--- THE INPUT ---

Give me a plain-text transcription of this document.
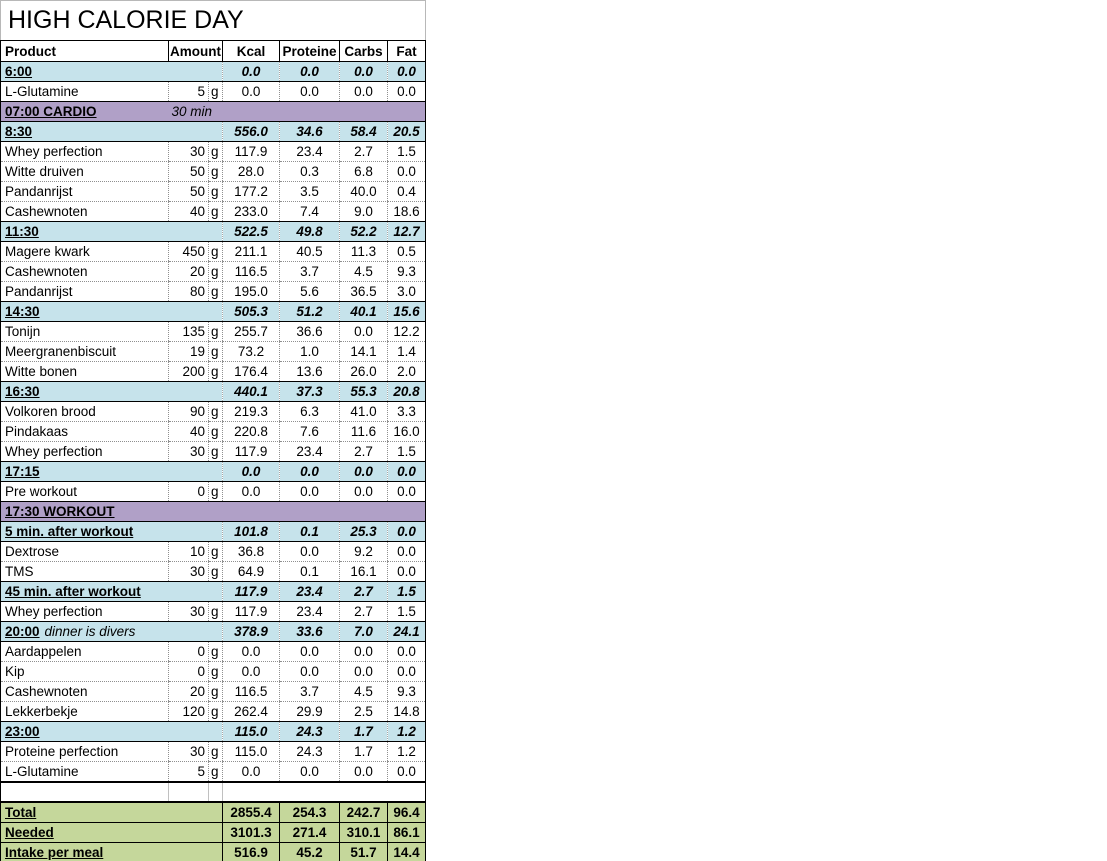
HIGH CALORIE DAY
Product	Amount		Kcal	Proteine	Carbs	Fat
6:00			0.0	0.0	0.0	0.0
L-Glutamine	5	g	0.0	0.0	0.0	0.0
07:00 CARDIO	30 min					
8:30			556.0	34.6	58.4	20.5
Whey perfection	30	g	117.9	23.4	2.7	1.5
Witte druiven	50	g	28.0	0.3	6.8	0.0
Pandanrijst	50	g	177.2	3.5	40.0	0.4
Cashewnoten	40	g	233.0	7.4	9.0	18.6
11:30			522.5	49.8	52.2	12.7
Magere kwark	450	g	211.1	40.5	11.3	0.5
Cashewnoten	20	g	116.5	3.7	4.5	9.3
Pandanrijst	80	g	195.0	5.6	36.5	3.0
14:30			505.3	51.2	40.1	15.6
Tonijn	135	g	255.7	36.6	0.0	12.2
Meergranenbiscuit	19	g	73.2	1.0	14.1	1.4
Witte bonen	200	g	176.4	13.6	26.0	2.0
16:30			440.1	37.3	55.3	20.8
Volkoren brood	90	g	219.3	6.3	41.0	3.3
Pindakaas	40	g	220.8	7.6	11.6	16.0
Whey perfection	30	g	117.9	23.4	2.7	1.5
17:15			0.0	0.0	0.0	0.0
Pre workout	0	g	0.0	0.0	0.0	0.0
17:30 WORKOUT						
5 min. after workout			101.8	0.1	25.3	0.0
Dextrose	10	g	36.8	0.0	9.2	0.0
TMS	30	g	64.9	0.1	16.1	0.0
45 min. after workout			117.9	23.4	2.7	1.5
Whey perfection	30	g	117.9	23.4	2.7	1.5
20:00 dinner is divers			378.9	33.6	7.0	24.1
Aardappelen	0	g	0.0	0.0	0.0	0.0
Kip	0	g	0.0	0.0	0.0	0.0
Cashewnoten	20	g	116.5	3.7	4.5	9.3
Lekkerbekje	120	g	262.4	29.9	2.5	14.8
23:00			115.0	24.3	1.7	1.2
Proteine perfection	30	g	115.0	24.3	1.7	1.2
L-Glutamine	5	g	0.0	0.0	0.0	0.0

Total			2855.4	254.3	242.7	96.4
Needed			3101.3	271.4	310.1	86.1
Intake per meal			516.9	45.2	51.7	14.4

---
--- THE INPUT ---

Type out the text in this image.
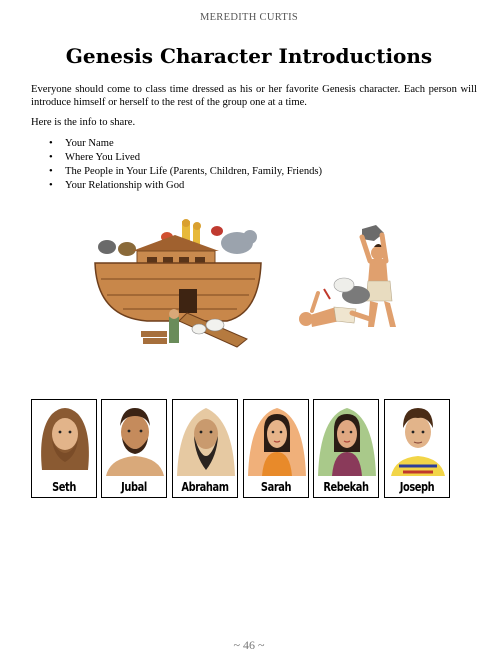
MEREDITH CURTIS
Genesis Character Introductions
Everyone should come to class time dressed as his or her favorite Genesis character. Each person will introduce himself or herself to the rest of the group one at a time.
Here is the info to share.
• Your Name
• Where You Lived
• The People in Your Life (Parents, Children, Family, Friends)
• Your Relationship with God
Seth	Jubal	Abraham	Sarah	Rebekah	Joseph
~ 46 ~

---

YOUR INSTRUCTIONS = Identify the lines in the entries that hold "Genesis" and return each one.

ANSWER SPACE =
Genesis Character Introductions
Everyone should come to class time dressed as his or her favorite Genesis character. Each person will introduce himself or herself to the rest of the group one at a time.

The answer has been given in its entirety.